## Problem to solve
Copy out the items below word for word, from the first one through the line containing "radio-label: Very Satisfied", with both ends included.

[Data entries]
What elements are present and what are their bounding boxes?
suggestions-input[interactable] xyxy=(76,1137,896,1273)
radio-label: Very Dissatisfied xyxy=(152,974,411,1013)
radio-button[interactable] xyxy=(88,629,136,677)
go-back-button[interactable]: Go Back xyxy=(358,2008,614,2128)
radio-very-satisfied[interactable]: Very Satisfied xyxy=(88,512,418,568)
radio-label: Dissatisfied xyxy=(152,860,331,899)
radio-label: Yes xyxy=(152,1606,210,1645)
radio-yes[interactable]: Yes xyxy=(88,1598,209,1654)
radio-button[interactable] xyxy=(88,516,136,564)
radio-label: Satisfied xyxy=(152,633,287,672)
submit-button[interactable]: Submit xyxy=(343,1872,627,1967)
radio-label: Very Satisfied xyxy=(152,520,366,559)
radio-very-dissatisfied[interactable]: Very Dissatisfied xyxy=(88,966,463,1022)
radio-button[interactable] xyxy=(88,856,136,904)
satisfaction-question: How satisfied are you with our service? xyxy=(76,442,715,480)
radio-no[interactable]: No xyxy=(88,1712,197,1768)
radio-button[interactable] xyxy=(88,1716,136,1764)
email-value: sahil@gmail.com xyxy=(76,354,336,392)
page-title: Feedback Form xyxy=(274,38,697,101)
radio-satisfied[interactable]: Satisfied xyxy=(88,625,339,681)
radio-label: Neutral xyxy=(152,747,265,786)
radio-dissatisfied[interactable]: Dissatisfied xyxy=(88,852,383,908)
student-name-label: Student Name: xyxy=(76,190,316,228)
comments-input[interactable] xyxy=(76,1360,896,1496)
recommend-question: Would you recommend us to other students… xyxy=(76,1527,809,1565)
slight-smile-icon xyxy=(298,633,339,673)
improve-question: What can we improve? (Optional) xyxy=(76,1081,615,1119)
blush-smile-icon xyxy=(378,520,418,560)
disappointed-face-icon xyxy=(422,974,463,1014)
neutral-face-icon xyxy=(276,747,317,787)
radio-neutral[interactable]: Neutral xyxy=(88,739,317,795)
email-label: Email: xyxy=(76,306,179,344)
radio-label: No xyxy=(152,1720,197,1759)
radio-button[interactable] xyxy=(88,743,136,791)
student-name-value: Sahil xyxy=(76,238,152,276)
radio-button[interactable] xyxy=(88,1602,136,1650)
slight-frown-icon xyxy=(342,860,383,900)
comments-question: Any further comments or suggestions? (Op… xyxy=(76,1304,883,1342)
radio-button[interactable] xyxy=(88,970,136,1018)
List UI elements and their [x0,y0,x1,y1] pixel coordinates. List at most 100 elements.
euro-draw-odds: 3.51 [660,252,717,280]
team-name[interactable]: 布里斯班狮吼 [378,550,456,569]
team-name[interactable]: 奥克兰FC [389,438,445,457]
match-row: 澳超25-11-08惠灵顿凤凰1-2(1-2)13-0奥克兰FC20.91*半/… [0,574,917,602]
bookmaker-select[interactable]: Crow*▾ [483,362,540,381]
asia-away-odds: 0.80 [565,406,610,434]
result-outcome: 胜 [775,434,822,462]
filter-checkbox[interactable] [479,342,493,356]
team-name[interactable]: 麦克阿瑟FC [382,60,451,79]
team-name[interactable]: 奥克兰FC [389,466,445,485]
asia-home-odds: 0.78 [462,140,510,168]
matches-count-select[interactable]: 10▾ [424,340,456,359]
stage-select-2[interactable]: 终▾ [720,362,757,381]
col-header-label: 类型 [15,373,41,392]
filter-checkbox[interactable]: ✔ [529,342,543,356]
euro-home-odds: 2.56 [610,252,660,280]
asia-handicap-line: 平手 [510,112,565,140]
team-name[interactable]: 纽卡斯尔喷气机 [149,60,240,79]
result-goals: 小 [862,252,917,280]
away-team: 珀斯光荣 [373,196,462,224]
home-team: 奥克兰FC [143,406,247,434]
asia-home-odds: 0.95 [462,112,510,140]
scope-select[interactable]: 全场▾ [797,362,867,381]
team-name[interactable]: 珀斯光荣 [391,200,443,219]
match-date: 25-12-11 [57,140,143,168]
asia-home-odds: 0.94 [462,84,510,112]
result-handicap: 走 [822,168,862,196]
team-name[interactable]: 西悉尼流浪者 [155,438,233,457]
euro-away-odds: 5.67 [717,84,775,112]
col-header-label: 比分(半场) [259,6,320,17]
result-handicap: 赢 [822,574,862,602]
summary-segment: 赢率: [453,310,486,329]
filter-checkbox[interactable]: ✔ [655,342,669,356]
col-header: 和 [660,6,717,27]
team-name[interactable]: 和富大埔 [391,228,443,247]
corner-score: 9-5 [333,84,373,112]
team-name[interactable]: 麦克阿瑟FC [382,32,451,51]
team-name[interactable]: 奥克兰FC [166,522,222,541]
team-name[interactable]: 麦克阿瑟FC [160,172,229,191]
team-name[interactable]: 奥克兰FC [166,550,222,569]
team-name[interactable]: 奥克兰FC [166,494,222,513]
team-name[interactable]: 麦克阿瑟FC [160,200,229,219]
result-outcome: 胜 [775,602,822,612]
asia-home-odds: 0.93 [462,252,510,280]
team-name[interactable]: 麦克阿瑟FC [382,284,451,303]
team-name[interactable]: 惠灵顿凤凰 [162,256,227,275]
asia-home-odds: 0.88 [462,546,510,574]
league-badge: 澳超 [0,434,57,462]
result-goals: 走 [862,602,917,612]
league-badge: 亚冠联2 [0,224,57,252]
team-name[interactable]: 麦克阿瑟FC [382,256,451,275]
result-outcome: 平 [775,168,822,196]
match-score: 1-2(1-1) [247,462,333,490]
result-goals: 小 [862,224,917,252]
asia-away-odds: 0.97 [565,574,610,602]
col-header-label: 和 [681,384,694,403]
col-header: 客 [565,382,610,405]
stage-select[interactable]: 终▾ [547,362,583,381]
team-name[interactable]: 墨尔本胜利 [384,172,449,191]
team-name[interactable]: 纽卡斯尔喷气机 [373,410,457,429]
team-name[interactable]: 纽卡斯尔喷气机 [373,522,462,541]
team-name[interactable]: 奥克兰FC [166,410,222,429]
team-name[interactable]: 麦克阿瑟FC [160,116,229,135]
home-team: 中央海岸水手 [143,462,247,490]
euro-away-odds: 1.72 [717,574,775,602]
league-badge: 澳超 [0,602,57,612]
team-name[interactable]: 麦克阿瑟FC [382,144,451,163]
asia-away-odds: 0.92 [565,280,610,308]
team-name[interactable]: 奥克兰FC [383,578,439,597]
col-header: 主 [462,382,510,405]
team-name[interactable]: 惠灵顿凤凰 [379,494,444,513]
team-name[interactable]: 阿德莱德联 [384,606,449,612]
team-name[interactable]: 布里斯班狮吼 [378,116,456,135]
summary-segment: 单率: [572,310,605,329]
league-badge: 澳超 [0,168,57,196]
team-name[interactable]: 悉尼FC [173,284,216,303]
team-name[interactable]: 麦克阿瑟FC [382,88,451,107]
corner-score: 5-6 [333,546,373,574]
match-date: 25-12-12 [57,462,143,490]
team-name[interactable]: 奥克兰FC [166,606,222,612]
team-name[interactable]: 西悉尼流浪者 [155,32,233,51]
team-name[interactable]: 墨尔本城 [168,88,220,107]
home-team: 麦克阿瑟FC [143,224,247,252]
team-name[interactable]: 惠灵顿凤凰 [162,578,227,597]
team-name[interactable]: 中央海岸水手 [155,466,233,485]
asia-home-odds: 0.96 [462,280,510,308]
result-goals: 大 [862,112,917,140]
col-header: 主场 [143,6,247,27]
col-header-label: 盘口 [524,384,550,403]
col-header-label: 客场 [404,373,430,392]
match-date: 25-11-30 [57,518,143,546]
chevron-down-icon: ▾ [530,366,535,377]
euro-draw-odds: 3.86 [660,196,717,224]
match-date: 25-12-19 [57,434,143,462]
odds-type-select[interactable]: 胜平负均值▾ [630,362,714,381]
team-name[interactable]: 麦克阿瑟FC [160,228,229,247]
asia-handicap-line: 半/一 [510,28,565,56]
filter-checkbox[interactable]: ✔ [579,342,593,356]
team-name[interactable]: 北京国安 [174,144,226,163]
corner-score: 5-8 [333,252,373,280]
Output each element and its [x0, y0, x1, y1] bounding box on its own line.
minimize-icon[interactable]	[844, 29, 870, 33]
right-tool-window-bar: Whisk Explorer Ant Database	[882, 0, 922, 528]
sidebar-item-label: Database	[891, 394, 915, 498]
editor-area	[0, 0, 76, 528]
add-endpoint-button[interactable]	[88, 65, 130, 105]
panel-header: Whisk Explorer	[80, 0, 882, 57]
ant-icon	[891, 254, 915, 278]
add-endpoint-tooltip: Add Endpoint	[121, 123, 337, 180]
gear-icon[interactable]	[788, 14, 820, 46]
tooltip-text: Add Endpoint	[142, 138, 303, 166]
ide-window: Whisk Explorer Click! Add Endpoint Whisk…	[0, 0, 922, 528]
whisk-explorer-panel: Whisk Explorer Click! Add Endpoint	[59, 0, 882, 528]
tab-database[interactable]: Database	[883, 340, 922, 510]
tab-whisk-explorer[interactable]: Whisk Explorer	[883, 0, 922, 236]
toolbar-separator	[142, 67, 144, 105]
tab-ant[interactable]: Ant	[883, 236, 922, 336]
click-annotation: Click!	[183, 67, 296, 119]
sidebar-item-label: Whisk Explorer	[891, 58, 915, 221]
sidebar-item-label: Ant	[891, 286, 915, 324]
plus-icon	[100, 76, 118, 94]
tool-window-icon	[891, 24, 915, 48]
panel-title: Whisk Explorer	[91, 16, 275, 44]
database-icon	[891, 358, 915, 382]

## Correct result
What elements are present and what are their bounding boxes?
suggestions-input[interactable] xyxy=(76,1137,896,1273)
radio-label: Very Dissatisfied xyxy=(152,974,411,1013)
radio-button[interactable] xyxy=(88,629,136,677)
go-back-button[interactable]: Go Back xyxy=(358,2008,614,2128)
radio-very-satisfied[interactable]: Very Satisfied xyxy=(88,512,418,568)
radio-label: Dissatisfied xyxy=(152,860,331,899)
radio-label: Yes xyxy=(152,1606,210,1645)
radio-yes[interactable]: Yes xyxy=(88,1598,209,1654)
radio-button[interactable] xyxy=(88,516,136,564)
radio-label: Satisfied xyxy=(152,633,287,672)
submit-button[interactable]: Submit xyxy=(343,1872,627,1967)
radio-label: Very Satisfied xyxy=(152,520,366,559)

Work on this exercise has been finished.